> **Given passage**:
Kevin Ash on Honda VFR1200F: Shamu's not as good as Sprint ST

Dailies -


Honda_VFR1200_Review_1.jpgKevin Ash is arguably England’s most respected motorcycle reviewer. Writing for The Telegraph, one of the country’s largest newspapers, he experiences a level of editorial freedom most American journalists don’t even know they’re missing and combines that with the kind of in-depth technical knowledge and meaningful insight that leaves us awestruck. So when he says something about a bike, we listen. And what he’s saying about the 2010 Honda VFR1200F isn’t good.

Update: MCN’s saying pretty much the same thing as Kevin.

Update 2: Failing to continue the Orca metaphors, Superbike calls the VFR “a bit of a lame duck.”
Heavier and less powerful than a BMW K1300S? Check. Less flexible than
a BMW K1300GT? Check. Too heavy to be a sportsbike? Check. Not
comfortable enough or equipped with enough fuel capacity to be a
tourer? You can see where this is going. American Honda has yet to
announce a price, but in England it’ll cost £11,500, slightly more than
the 2010 Ducati Multistrada 1200, which will start at $14,995 here in
the states, and much more than the $12,399 Sprint ST (US, before all the deals and
incentives) that Kev suggests you’re better off with.

> **Material shown**:
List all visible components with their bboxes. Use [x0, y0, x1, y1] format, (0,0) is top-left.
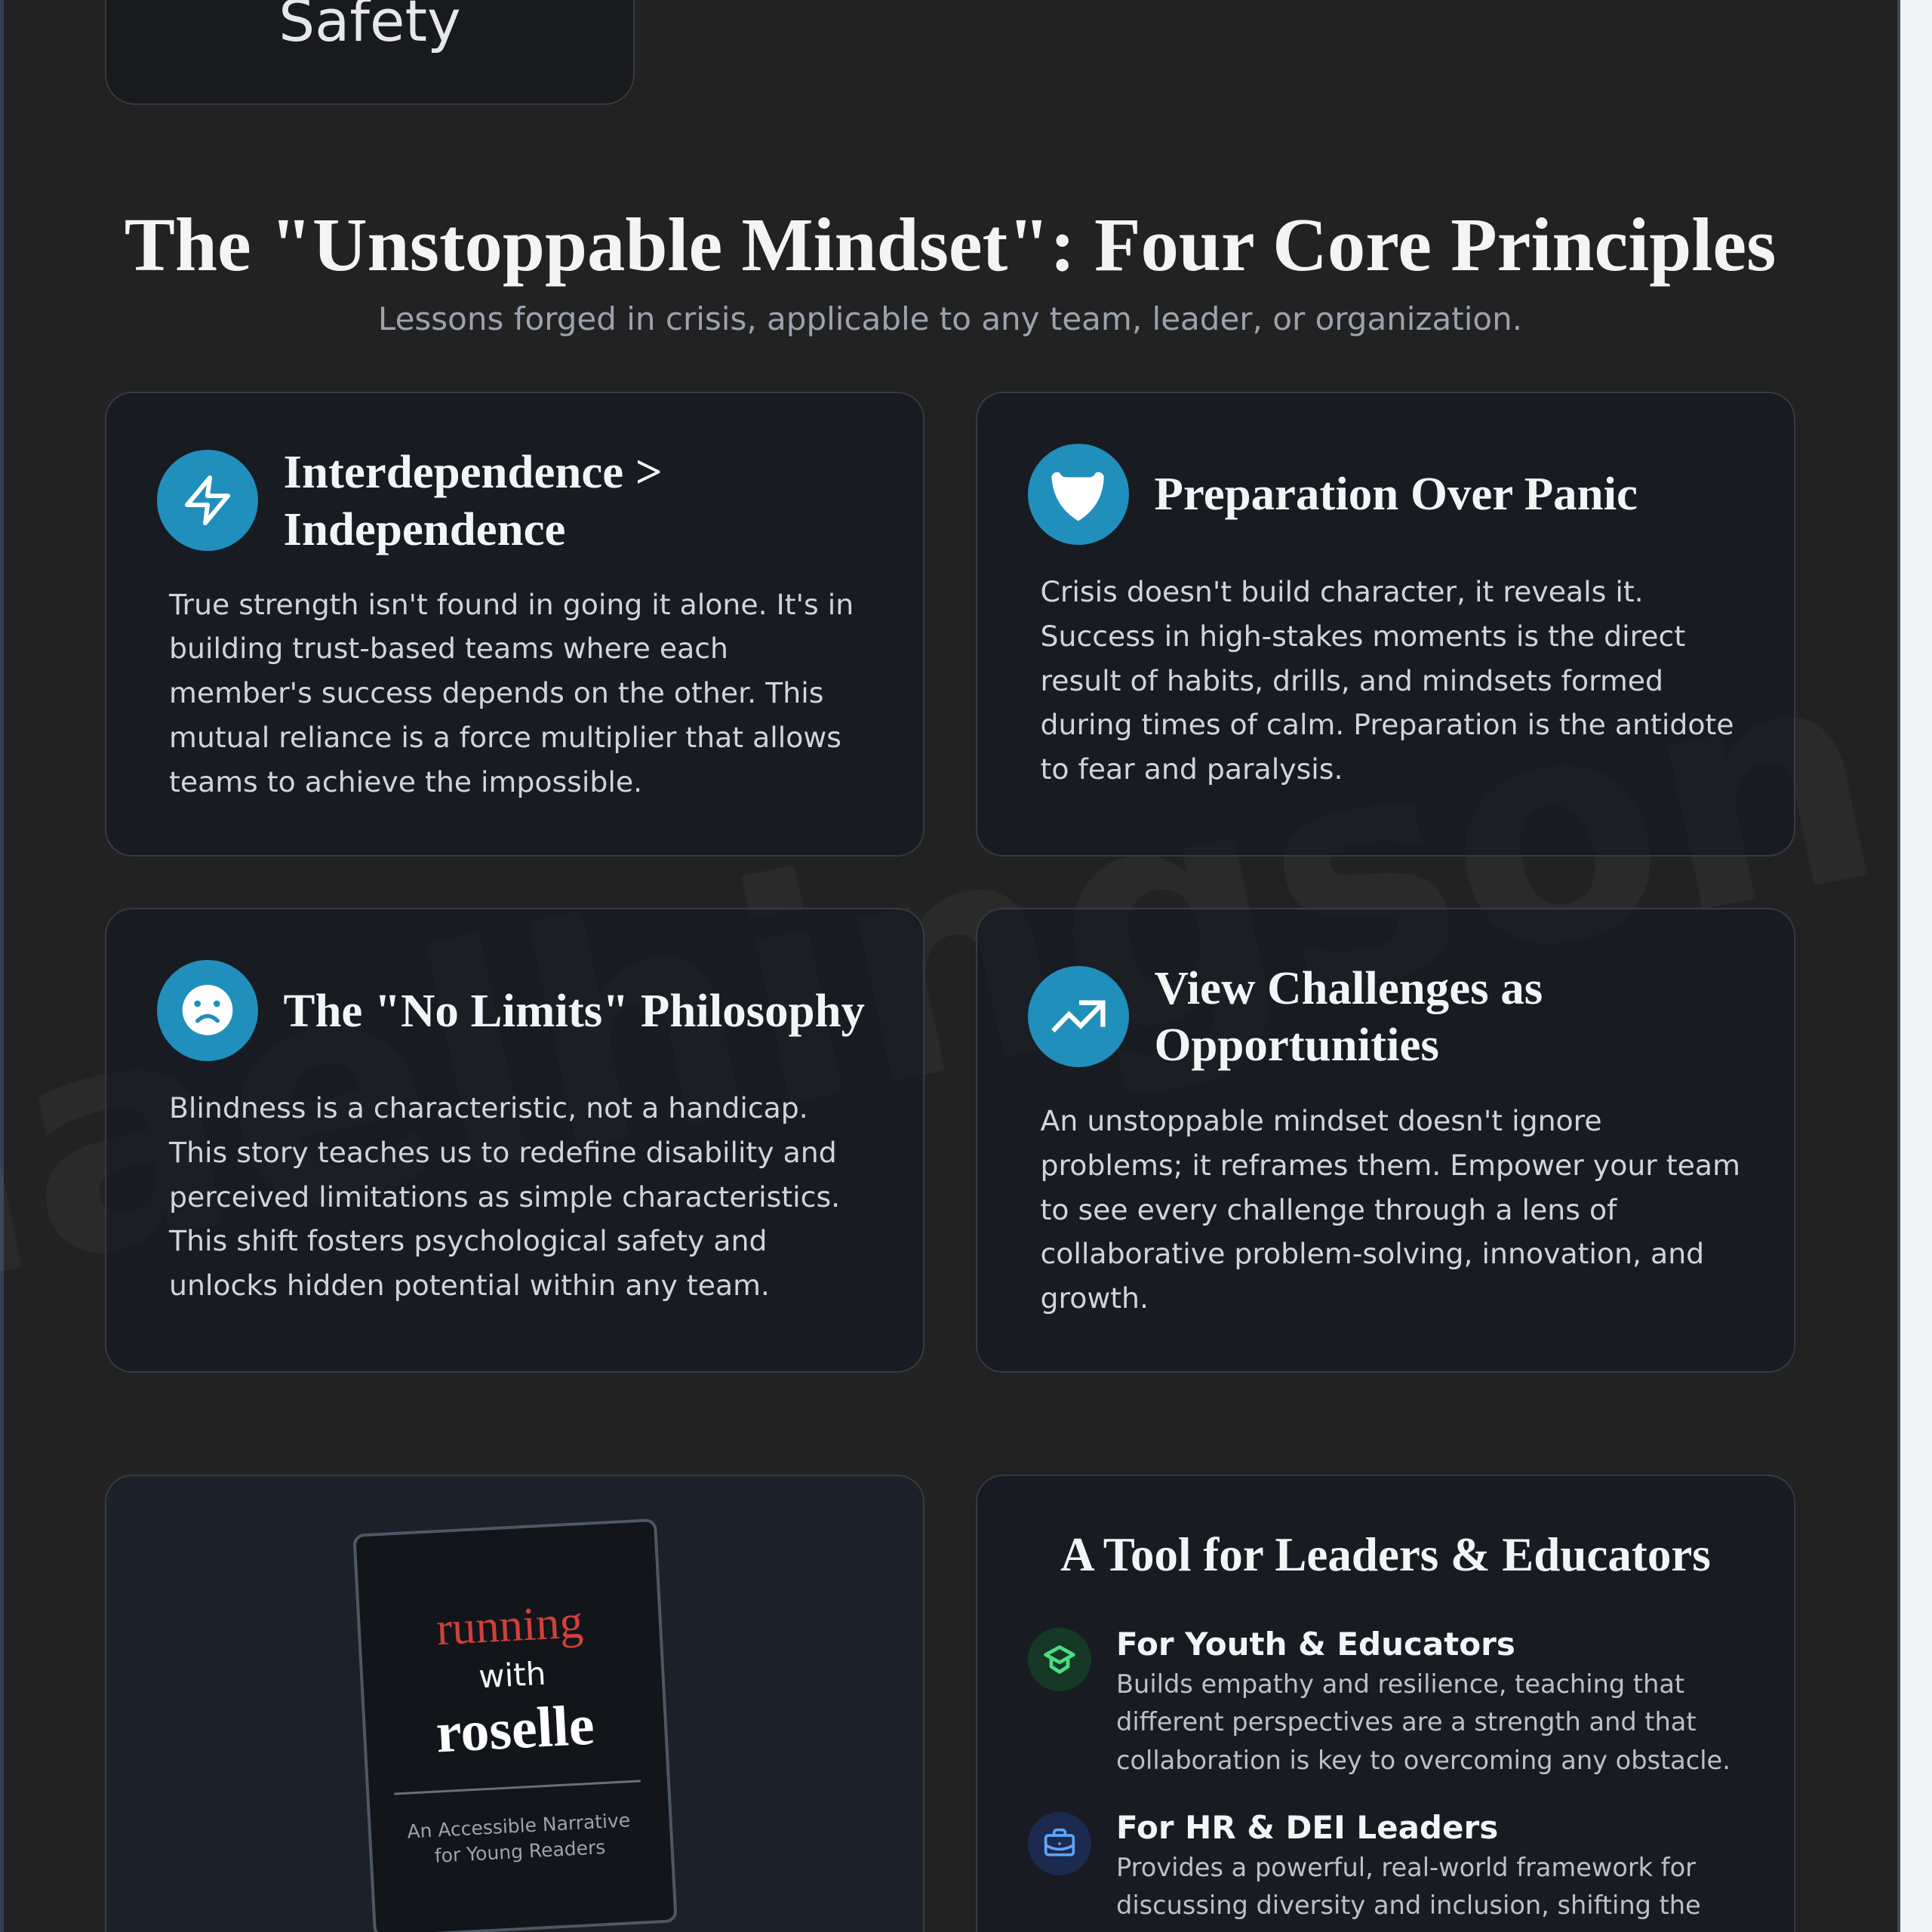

==

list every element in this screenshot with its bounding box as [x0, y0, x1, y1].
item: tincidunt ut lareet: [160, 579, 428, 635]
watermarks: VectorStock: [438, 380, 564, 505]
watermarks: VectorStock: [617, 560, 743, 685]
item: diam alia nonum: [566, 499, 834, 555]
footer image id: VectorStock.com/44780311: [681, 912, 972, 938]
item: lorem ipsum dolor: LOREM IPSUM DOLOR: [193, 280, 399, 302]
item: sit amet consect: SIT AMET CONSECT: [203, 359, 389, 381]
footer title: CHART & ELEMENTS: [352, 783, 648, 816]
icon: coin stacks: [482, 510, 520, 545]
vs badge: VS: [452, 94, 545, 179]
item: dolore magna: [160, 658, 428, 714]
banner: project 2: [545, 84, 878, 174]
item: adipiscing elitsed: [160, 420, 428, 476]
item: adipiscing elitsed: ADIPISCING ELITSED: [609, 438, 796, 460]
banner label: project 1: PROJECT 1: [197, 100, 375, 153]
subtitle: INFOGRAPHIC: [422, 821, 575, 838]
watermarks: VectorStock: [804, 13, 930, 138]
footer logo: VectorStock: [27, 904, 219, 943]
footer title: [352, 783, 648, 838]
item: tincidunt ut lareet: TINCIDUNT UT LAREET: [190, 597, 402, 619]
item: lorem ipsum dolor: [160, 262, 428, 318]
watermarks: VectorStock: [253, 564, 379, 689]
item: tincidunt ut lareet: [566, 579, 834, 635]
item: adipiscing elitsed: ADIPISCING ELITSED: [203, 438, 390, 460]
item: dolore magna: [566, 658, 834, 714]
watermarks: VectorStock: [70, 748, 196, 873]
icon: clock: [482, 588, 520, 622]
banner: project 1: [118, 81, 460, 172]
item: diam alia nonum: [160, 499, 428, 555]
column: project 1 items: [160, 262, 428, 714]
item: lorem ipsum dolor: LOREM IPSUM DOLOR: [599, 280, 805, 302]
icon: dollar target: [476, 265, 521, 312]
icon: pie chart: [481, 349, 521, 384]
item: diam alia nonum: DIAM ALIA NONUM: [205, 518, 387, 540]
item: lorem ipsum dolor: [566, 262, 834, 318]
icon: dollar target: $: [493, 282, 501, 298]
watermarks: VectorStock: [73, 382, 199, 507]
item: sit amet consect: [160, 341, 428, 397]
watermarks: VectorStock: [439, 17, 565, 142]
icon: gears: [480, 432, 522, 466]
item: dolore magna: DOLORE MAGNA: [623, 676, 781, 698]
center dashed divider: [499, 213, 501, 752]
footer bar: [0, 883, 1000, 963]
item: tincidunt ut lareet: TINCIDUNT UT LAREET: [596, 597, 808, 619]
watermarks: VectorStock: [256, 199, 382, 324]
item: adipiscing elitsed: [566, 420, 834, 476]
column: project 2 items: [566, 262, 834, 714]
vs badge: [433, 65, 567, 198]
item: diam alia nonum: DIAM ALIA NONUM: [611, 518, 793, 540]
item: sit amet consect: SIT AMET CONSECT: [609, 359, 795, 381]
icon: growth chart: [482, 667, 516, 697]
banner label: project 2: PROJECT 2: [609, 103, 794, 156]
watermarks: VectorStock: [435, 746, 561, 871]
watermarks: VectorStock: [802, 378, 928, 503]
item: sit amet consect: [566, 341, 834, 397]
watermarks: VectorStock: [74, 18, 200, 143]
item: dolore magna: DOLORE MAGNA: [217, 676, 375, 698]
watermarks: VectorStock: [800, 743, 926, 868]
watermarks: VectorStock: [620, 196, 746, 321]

> **Exercises**:
a: Decide whether each statement agrees with the Honda VFR1200F review: (i) Kevin Ash writes for The Telegraph; (ii) American Honda has announced a US price for the VFR1200F; (iii) in England the VFR1200F will cost less than the 2010 Ducati Multistrada 1200. Answer yes or no for each and quote the words of the review that decide it.
b: Write the next part of the Honda VFR1200F review, picking up after its last sentence.

> **Task-by-task results**:
a:
(i) Yes: "Writing for The Telegraph, one of the country’s largest newspapers"
(ii) No: "American Honda has yet to announce a price"
(iii) No: "in England it’ll cost £11,500, slightly more than the 2010 Ducati Multistrada 1200"

b:
Has a year of hype, all the crazy engine technology, the dual clutch gearbox and the controversial styling really only amounted to a mediocre bike?

Ash on Bikes

  • Ken

    It appears to take an ideological approach to a very pragmatic brief. It’ll be that old Honda “we know best” superiority they default to on occasion – the one that let’s Valentino Rossi walk out the door because he’s just another rider.

    VFR name aside, the comments about the great ride recall the CBR1000, a bike that makes Shamu look desperately overwrought.

    And I maintain it will be the most expensive bike in the world to crash.

  • stinky_finger

    Wow, a British journalists who says a triumph is better than “x” bike….. that never happens in any of their publications. I’ve owned a 2007 Sprint ST and it was great bike, but it will never be as reliable as my old VFR.

    • Grant Ray

      Stinky, he actually doesn’t compare the Sprint to an older VFR, just the new one.

    • powermatic

      “Wow, a British journalists who says a triumph is better than “x” bike….. that never happens in any of their publications.”

      To be fair, even within the context of this article alone, Ken also suggests German and Italian alternatives. I think you’re reading your own prejudices into Mr. Ash’s writing.

  • Mike J

    Hey Mr Sticky Finger, perhaps you should become more familiar with the man’s body of work before you write him off as a nationalistically motivated stooge… I’ve been reading Ash’s reviews for years. He knows bikes, he knows the industry and if it’s bad he says it’s bad, regardless of where it came from or who manufactured it. Apart from maybe Allan Cathcart I can’t think of another motorcycling journalist whose opinion I’d trust more.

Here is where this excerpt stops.